Return the whole listing, keeping every character the same.

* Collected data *
—————

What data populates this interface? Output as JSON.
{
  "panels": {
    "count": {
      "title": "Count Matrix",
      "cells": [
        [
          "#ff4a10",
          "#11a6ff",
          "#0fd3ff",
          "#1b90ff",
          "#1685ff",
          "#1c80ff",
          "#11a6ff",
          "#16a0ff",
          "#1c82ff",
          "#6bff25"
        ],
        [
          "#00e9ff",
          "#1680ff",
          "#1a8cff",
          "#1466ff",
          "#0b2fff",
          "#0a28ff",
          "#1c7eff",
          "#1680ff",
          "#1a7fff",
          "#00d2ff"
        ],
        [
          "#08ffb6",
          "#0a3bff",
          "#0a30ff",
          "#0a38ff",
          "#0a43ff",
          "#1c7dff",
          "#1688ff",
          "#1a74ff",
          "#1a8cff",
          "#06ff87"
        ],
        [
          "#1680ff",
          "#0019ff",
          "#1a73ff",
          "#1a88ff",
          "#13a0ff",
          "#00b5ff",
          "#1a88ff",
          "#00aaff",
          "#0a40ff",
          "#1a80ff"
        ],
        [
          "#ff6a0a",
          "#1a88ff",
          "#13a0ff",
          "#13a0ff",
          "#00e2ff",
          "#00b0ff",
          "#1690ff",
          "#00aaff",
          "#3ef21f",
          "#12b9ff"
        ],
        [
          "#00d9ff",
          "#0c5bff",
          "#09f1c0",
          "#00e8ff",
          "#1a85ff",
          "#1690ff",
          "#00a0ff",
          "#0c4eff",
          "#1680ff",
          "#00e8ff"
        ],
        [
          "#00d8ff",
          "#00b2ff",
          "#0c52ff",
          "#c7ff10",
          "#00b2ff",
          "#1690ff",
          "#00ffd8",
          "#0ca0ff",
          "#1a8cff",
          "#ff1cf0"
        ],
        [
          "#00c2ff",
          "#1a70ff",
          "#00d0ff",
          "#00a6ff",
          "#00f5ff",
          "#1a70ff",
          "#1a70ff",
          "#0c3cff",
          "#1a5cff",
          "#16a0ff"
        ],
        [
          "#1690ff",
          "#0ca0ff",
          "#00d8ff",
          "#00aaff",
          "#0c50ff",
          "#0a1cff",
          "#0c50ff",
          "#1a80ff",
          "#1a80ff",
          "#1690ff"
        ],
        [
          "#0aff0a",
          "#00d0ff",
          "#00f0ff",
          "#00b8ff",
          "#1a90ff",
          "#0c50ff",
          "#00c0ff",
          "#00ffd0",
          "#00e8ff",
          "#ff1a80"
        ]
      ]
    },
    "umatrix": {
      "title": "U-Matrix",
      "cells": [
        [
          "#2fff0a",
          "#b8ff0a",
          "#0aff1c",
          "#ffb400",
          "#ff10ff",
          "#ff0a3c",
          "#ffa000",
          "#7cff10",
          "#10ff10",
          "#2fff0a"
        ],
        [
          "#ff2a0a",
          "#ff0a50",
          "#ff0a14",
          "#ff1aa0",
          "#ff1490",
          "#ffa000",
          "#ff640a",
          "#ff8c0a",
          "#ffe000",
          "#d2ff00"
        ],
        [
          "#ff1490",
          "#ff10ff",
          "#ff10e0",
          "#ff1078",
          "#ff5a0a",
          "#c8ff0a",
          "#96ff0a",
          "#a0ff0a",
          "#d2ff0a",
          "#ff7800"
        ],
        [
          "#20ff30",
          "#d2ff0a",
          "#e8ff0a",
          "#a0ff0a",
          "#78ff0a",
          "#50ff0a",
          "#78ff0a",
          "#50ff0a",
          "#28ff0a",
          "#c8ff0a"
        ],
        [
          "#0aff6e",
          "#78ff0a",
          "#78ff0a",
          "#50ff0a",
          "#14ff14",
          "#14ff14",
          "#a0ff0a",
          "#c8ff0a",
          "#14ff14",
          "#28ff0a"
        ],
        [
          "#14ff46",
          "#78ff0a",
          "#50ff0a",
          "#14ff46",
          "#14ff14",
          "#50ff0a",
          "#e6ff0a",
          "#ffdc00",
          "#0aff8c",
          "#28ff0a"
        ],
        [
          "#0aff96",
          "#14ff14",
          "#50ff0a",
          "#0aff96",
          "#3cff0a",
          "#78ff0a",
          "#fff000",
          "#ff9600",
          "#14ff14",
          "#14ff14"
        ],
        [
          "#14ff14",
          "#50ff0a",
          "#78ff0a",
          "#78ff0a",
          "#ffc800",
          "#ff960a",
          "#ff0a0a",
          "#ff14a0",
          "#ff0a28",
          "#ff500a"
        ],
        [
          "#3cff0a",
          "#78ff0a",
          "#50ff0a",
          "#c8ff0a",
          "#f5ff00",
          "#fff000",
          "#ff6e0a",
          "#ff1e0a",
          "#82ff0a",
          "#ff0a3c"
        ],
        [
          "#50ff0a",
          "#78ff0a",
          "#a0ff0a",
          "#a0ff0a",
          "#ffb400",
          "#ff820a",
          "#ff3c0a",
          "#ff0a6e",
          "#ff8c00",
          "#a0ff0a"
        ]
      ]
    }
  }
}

—————

* OUTPUT FOR THIS TASK *
What data populates this interface? Output as JSON.
{
  "panels": {
    "count": {
      "title": "Count Matrix",
      "cells": [
        [
          "#ff4a10",
          "#11a6ff",
          "#0fd3ff",
          "#1b90ff",
          "#1685ff",
          "#1c80ff",
          "#11a6ff",
          "#16a0ff",
          "#1c82ff",
          "#6bff25"
        ],
        [
          "#00e9ff",
          "#1680ff",
          "#1a8cff",
          "#1466ff",
          "#0b2fff",
          "#0a28ff",
          "#1c7eff",
          "#1680ff",
          "#1a7fff",
          "#00d2ff"
        ],
        [
          "#08ffb6",
          "#0a3bff",
          "#0a30ff",
          "#0a38ff",
          "#0a43ff",
          "#1c7dff",
          "#1688ff",
          "#1a74ff",
          "#1a8cff",
          "#06ff87"
        ],
        [
          "#1680ff",
          "#0019ff",
          "#1a73ff",
          "#1a88ff",
          "#13a0ff",
          "#00b5ff",
          "#1a88ff",
          "#00aaff",
          "#0a40ff",
          "#1a80ff"
        ],
        [
          "#ff6a0a",
          "#1a88ff",
          "#13a0ff",
          "#13a0ff",
          "#00e2ff",
          "#00b0ff",
          "#1690ff",
          "#00aaff",
          "#3ef21f",
          "#12b9ff"
        ],
        [
          "#00d9ff",
          "#0c5bff",
          "#09f1c0",
          "#00e8ff",
          "#1a85ff",
          "#1690ff",
          "#00a0ff",
          "#0c4eff",
          "#1680ff",
          "#00e8ff"
        ],
        [
          "#00d8ff",
          "#00b2ff",
          "#0c52ff",
          "#c7ff10",
          "#00b2ff",
          "#1690ff",
          "#00ffd8",
          "#0ca0ff",
          "#1a8cff",
          "#ff1cf0"
        ],
        [
          "#00c2ff",
          "#1a70ff",
          "#00d0ff",
          "#00a6ff",
          "#00f5ff",
          "#1a70ff",
          "#1a70ff",
          "#0c3cff",
          "#1a5cff",
          "#16a0ff"
        ],
        [
          "#1690ff",
          "#0ca0ff",
          "#00d8ff",
          "#00aaff",
          "#0c50ff",
          "#0a1cff",
          "#0c50ff",
          "#1a80ff",
          "#1a80ff",
          "#1690ff"
        ],
        [
          "#0aff0a",
          "#00d0ff",
          "#00f0ff",
          "#00b8ff",
          "#1a90ff",
          "#0c50ff",
          "#00c0ff",
          "#00ffd0",
          "#00e8ff",
          "#ff1a80"
        ]
      ]
    },
    "umatrix": {
      "title": "U-Matrix",
      "cells": [
        [
          "#2fff0a",
          "#b8ff0a",
          "#0aff1c",
          "#ffb400",
          "#ff10ff",
          "#ff0a3c",
          "#ffa000",
          "#7cff10",
          "#10ff10",
          "#2fff0a"
        ],
        [
          "#ff2a0a",
          "#ff0a50",
          "#ff0a14",
          "#ff1aa0",
          "#ff1490",
          "#ffa000",
          "#ff640a",
          "#ff8c0a",
          "#ffe000",
          "#d2ff00"
        ],
        [
          "#ff1490",
          "#ff10ff",
          "#ff10e0",
          "#ff1078",
          "#ff5a0a",
          "#c8ff0a",
          "#96ff0a",
          "#a0ff0a",
          "#d2ff0a",
          "#ff7800"
        ],
        [
          "#20ff30",
          "#d2ff0a",
          "#e8ff0a",
          "#a0ff0a",
          "#78ff0a",
          "#50ff0a",
          "#78ff0a",
          "#50ff0a",
          "#28ff0a",
          "#c8ff0a"
        ],
        [
          "#0aff6e",
          "#78ff0a",
          "#78ff0a",
          "#50ff0a",
          "#14ff14",
          "#14ff14",
          "#a0ff0a",
          "#c8ff0a",
          "#14ff14",
          "#28ff0a"
        ],
        [
          "#14ff46",
          "#78ff0a",
          "#50ff0a",
          "#14ff46",
          "#14ff14",
          "#50ff0a",
          "#e6ff0a",
          "#ffdc00",
          "#0aff8c",
          "#28ff0a"
        ],
        [
          "#0aff96",
          "#14ff14",
          "#50ff0a",
          "#0aff96",
          "#3cff0a",
          "#78ff0a",
          "#fff000",
          "#ff9600",
          "#14ff14",
          "#14ff14"
        ],
        [
          "#14ff14",
          "#50ff0a",
          "#78ff0a",
          "#78ff0a",
          "#ffc800",
          "#ff960a",
          "#ff0a0a",
          "#ff14a0",
          "#ff0a28",
          "#ff500a"
        ],
        [
          "#3cff0a",
          "#78ff0a",
          "#50ff0a",
          "#c8ff0a",
          "#f5ff00",
          "#fff000",
          "#ff6e0a",
          "#ff1e0a",
          "#82ff0a",
          "#ff0a3c"
        ],
        [
          "#50ff0a",
          "#78ff0a",
          "#a0ff0a",
          "#a0ff0a",
          "#ffb400",
          "#ff820a",
          "#ff3c0a",
          "#ff0a6e",
          "#ff8c00",
          "#a0ff0a"
        ]
      ]
    }
  }
}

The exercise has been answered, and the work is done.